--- INFORMATION SUPPLIED ---

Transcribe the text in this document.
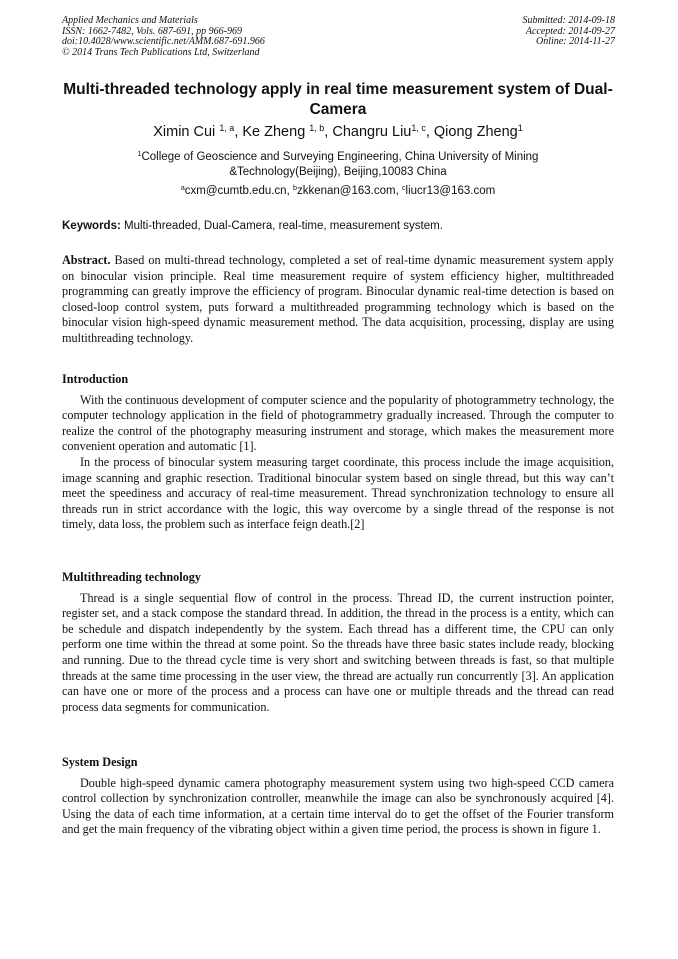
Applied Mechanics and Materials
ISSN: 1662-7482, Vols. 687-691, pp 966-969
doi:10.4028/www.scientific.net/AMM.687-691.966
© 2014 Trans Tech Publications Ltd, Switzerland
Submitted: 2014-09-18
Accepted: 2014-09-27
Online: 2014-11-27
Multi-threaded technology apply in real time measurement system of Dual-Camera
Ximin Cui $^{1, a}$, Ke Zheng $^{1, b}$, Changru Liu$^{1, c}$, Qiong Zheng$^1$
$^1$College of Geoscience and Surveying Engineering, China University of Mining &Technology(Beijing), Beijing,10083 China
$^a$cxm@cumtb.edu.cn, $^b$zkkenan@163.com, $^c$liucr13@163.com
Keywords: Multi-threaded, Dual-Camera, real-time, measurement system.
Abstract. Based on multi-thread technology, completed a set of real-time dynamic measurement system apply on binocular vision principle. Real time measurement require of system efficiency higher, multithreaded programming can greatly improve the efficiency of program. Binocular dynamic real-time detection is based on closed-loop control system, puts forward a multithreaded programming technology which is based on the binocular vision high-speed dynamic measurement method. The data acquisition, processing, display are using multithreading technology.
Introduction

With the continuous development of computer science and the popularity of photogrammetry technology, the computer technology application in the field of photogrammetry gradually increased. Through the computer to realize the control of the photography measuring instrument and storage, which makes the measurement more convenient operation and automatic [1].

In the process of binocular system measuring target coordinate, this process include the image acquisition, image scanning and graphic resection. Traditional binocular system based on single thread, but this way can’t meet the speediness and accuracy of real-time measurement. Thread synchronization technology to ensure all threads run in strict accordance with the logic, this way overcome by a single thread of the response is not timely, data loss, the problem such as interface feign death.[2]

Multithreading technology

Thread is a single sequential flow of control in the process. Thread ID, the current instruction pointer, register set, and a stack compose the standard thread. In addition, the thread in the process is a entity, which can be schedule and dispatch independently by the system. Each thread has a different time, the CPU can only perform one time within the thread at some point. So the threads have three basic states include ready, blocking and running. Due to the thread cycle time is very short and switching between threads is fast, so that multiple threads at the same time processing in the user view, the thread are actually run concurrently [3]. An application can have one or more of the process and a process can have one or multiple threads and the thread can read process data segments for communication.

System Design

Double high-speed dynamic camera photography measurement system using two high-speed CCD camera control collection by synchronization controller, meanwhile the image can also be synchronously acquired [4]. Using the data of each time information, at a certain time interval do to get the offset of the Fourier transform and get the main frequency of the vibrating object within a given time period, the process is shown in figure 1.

---
--- INFORMATION SUPPLIED ---

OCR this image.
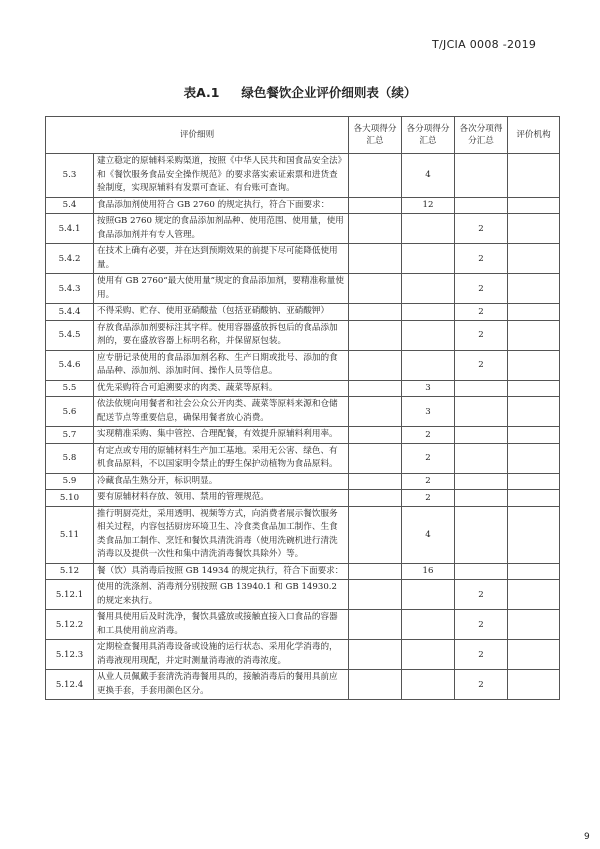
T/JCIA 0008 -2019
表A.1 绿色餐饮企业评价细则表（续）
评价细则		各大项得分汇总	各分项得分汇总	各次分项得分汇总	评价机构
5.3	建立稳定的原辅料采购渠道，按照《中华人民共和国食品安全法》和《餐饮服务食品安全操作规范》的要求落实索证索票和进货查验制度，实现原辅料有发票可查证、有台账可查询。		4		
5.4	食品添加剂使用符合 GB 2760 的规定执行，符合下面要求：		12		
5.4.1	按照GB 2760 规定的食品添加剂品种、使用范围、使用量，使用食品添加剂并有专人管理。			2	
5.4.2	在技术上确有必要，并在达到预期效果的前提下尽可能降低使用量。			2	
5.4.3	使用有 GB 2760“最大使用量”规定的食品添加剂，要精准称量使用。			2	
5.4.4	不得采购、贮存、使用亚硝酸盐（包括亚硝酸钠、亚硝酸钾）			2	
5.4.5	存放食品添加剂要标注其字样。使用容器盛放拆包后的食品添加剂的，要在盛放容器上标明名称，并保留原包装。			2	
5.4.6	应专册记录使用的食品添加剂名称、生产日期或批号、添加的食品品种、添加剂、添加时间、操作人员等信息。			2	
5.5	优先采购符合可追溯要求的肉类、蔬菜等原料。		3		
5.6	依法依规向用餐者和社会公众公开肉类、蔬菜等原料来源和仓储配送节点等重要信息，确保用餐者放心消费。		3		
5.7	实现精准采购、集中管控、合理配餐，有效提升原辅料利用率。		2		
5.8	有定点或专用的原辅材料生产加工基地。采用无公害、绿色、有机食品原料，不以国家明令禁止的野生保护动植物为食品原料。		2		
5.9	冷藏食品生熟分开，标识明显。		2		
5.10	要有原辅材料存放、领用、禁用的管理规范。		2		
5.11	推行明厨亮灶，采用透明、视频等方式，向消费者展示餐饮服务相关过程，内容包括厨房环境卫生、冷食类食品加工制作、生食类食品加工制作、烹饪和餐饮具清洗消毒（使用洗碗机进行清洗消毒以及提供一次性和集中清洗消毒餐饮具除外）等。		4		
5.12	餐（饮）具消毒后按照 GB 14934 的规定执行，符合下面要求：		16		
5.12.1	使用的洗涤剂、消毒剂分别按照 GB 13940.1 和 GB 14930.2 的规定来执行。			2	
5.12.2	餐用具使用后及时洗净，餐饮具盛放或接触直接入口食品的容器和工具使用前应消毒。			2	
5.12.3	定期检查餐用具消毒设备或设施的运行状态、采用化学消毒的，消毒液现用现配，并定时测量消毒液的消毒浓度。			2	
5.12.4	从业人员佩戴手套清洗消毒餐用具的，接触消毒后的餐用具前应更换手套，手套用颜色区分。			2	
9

---
--- INFORMATION SUPPLIED ---

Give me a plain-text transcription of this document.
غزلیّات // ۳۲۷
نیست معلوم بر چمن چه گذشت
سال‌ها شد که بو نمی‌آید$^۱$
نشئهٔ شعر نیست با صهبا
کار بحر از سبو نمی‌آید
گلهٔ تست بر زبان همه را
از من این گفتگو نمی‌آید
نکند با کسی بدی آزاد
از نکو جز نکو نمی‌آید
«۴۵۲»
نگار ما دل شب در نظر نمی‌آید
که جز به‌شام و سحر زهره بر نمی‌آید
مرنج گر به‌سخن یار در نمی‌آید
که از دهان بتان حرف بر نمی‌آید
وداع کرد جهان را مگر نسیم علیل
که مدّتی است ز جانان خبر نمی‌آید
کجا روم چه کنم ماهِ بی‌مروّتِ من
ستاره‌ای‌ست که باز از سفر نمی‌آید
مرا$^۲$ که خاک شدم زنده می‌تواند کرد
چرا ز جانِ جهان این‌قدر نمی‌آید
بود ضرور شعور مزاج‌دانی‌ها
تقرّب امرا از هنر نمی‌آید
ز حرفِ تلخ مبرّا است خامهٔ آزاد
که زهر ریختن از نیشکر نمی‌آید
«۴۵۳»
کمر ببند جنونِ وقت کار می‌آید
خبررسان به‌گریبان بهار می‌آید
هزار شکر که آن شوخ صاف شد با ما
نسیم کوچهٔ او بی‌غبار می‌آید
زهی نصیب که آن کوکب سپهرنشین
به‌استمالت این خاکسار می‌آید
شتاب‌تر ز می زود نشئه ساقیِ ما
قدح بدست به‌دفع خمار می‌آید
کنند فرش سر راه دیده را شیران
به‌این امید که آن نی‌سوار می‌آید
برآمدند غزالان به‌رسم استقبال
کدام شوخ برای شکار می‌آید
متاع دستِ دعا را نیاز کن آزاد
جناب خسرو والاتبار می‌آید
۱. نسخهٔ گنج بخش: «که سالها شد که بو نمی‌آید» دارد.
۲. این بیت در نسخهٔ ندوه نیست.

---

== YOUR OBJECTIVE ==
Out of the records, collect only those lines that contain the string "this".

== ANSWER TO THE PROBLEM ==
Transcribe the text in this document.
In the process of binocular system measuring target coordinate, this process include the image acquisition, image scanning and graphic resection. Traditional binocular system based on single thread, but this way can’t meet the speediness and accuracy of real-time measurement. Thread synchronization technology to ensure all threads run in strict accordance with the logic, this way overcome by a single thread of the response is not timely, data loss, the problem such as interface feign death.[2]
OCR this image.
Give me a plain-text transcription of this document.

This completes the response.